──────── Supplied entries

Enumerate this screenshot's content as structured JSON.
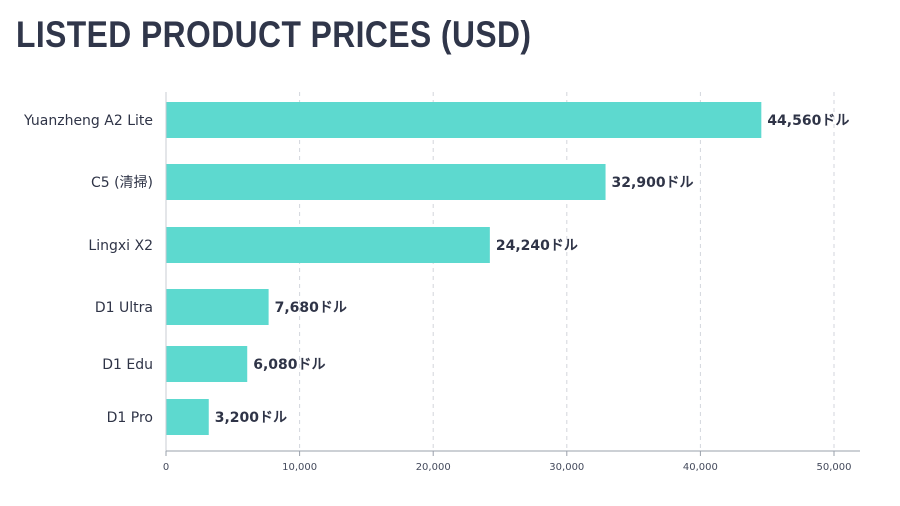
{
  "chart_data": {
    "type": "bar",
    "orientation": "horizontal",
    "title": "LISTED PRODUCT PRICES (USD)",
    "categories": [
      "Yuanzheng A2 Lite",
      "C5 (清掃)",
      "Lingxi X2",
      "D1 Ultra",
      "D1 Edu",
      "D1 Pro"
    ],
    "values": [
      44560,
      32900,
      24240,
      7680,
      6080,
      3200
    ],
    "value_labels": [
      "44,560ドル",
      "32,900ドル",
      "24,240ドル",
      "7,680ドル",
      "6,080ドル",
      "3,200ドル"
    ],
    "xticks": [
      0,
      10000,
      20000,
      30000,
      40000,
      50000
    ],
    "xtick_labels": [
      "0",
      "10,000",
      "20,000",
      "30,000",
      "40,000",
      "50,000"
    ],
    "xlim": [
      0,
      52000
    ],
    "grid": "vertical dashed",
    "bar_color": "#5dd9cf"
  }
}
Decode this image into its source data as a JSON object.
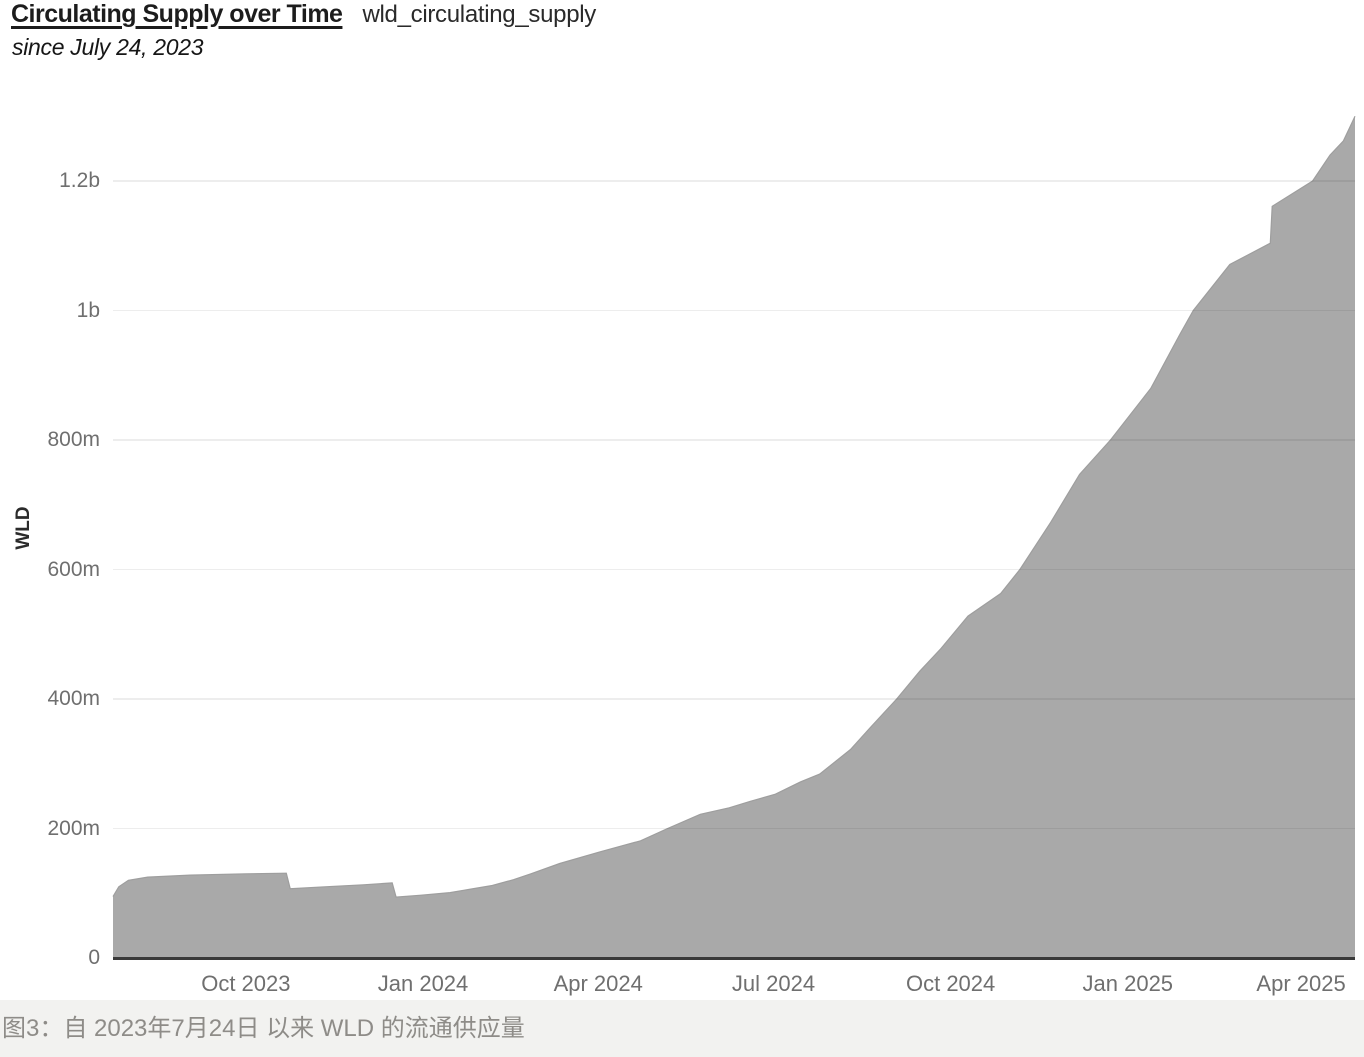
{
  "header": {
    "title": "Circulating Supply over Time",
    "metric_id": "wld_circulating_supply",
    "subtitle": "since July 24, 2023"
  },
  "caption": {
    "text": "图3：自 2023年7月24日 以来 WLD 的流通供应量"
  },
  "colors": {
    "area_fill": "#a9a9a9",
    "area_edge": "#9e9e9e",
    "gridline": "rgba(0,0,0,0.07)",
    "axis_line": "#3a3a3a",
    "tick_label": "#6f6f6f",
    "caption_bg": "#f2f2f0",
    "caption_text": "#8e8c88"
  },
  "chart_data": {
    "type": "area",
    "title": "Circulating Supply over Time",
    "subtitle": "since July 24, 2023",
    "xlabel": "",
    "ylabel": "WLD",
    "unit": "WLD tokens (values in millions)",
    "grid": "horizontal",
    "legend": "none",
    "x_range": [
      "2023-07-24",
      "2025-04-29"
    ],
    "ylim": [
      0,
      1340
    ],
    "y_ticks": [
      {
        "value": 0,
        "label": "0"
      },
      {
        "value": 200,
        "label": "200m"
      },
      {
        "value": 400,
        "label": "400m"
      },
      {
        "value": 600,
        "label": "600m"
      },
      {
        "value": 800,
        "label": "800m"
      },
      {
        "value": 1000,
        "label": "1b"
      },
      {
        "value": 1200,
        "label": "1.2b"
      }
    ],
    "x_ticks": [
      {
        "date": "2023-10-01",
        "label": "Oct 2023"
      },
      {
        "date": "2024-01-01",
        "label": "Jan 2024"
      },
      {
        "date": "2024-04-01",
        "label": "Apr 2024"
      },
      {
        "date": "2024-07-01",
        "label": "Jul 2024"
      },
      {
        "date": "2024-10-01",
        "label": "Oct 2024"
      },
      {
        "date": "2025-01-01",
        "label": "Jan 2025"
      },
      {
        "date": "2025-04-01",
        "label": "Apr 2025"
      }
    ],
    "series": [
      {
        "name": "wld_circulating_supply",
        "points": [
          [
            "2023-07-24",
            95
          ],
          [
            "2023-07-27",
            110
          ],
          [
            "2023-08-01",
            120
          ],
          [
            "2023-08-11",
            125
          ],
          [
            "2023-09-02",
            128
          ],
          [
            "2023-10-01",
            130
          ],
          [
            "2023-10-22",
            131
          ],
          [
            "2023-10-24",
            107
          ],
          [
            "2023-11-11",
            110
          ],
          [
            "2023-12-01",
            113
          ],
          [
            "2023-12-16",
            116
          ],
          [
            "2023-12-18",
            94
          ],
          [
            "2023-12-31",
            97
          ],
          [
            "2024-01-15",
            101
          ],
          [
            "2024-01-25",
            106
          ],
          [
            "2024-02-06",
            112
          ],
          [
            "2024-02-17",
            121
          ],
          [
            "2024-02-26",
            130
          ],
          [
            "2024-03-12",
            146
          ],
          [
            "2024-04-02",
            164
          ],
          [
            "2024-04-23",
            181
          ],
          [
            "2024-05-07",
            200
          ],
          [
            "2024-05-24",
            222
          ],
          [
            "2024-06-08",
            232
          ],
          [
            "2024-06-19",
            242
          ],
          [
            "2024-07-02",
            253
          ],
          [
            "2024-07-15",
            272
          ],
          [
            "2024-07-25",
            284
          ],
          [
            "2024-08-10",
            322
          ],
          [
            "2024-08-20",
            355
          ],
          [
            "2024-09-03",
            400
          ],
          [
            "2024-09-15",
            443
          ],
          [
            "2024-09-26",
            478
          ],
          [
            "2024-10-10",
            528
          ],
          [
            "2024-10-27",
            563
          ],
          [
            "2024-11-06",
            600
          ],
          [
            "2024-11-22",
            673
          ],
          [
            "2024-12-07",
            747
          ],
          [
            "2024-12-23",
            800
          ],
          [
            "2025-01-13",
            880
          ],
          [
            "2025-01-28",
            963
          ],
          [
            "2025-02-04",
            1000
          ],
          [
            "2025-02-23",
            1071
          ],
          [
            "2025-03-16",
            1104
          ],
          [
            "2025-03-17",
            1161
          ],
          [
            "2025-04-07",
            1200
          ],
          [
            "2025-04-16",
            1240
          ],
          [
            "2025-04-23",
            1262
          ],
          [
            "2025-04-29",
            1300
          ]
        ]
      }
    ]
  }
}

────────────────

- Aim -
Omit any images, then output the listing exactly.

- Answer in full -
Enumerate this screenshot's content as structured JSON.
{
  "chart_data": {
    "type": "bar",
    "orientation": "horizontal",
    "title": "LISTED PRODUCT PRICES (USD)",
    "categories": [
      "Yuanzheng A2 Lite",
      "C5 (清掃)",
      "Lingxi X2",
      "D1 Ultra",
      "D1 Edu",
      "D1 Pro"
    ],
    "values": [
      44560,
      32900,
      24240,
      7680,
      6080,
      3200
    ],
    "value_labels": [
      "44,560ドル",
      "32,900ドル",
      "24,240ドル",
      "7,680ドル",
      "6,080ドル",
      "3,200ドル"
    ],
    "xticks": [
      0,
      10000,
      20000,
      30000,
      40000,
      50000
    ],
    "xtick_labels": [
      "0",
      "10,000",
      "20,000",
      "30,000",
      "40,000",
      "50,000"
    ],
    "xlim": [
      0,
      52000
    ],
    "grid": "vertical dashed",
    "bar_color": "#5dd9cf"
  }
}
Decode this image into its source data as a JSON object.
{
  "header": {
    "title": "Circulating Supply over Time",
    "metric_id": "wld_circulating_supply",
    "subtitle": "since July 24, 2023"
  },
  "caption": {
    "text": "图3：自 2023年7月24日 以来 WLD 的流通供应量"
  },
  "colors": {
    "area_fill": "#a9a9a9",
    "area_edge": "#9e9e9e",
    "gridline": "rgba(0,0,0,0.07)",
    "axis_line": "#3a3a3a",
    "tick_label": "#6f6f6f",
    "caption_bg": "#f2f2f0",
    "caption_text": "#8e8c88"
  },
  "chart_data": {
    "type": "area",
    "title": "Circulating Supply over Time",
    "subtitle": "since July 24, 2023",
    "xlabel": "",
    "ylabel": "WLD",
    "unit": "WLD tokens (values in millions)",
    "grid": "horizontal",
    "legend": "none",
    "x_range": [
      "2023-07-24",
      "2025-04-29"
    ],
    "ylim": [
      0,
      1340
    ],
    "y_ticks": [
      {
        "value": 0,
        "label": "0"
      },
      {
        "value": 200,
        "label": "200m"
      },
      {
        "value": 400,
        "label": "400m"
      },
      {
        "value": 600,
        "label": "600m"
      },
      {
        "value": 800,
        "label": "800m"
      },
      {
        "value": 1000,
        "label": "1b"
      },
      {
        "value": 1200,
        "label": "1.2b"
      }
    ],
    "x_ticks": [
      {
        "date": "2023-10-01",
        "label": "Oct 2023"
      },
      {
        "date": "2024-01-01",
        "label": "Jan 2024"
      },
      {
        "date": "2024-04-01",
        "label": "Apr 2024"
      },
      {
        "date": "2024-07-01",
        "label": "Jul 2024"
      },
      {
        "date": "2024-10-01",
        "label": "Oct 2024"
      },
      {
        "date": "2025-01-01",
        "label": "Jan 2025"
      },
      {
        "date": "2025-04-01",
        "label": "Apr 2025"
      }
    ],
    "series": [
      {
        "name": "wld_circulating_supply",
        "points": [
          [
            "2023-07-24",
            95
          ],
          [
            "2023-07-27",
            110
          ],
          [
            "2023-08-01",
            120
          ],
          [
            "2023-08-11",
            125
          ],
          [
            "2023-09-02",
            128
          ],
          [
            "2023-10-01",
            130
          ],
          [
            "2023-10-22",
            131
          ],
          [
            "2023-10-24",
            107
          ],
          [
            "2023-11-11",
            110
          ],
          [
            "2023-12-01",
            113
          ],
          [
            "2023-12-16",
            116
          ],
          [
            "2023-12-18",
            94
          ],
          [
            "2023-12-31",
            97
          ],
          [
            "2024-01-15",
            101
          ],
          [
            "2024-01-25",
            106
          ],
          [
            "2024-02-06",
            112
          ],
          [
            "2024-02-17",
            121
          ],
          [
            "2024-02-26",
            130
          ],
          [
            "2024-03-12",
            146
          ],
          [
            "2024-04-02",
            164
          ],
          [
            "2024-04-23",
            181
          ],
          [
            "2024-05-07",
            200
          ],
          [
            "2024-05-24",
            222
          ],
          [
            "2024-06-08",
            232
          ],
          [
            "2024-06-19",
            242
          ],
          [
            "2024-07-02",
            253
          ],
          [
            "2024-07-15",
            272
          ],
          [
            "2024-07-25",
            284
          ],
          [
            "2024-08-10",
            322
          ],
          [
            "2024-08-20",
            355
          ],
          [
            "2024-09-03",
            400
          ],
          [
            "2024-09-15",
            443
          ],
          [
            "2024-09-26",
            478
          ],
          [
            "2024-10-10",
            528
          ],
          [
            "2024-10-27",
            563
          ],
          [
            "2024-11-06",
            600
          ],
          [
            "2024-11-22",
            673
          ],
          [
            "2024-12-07",
            747
          ],
          [
            "2024-12-23",
            800
          ],
          [
            "2025-01-13",
            880
          ],
          [
            "2025-01-28",
            963
          ],
          [
            "2025-02-04",
            1000
          ],
          [
            "2025-02-23",
            1071
          ],
          [
            "2025-03-16",
            1104
          ],
          [
            "2025-03-17",
            1161
          ],
          [
            "2025-04-07",
            1200
          ],
          [
            "2025-04-16",
            1240
          ],
          [
            "2025-04-23",
            1262
          ],
          [
            "2025-04-29",
            1300
          ]
        ]
      }
    ]
  }
}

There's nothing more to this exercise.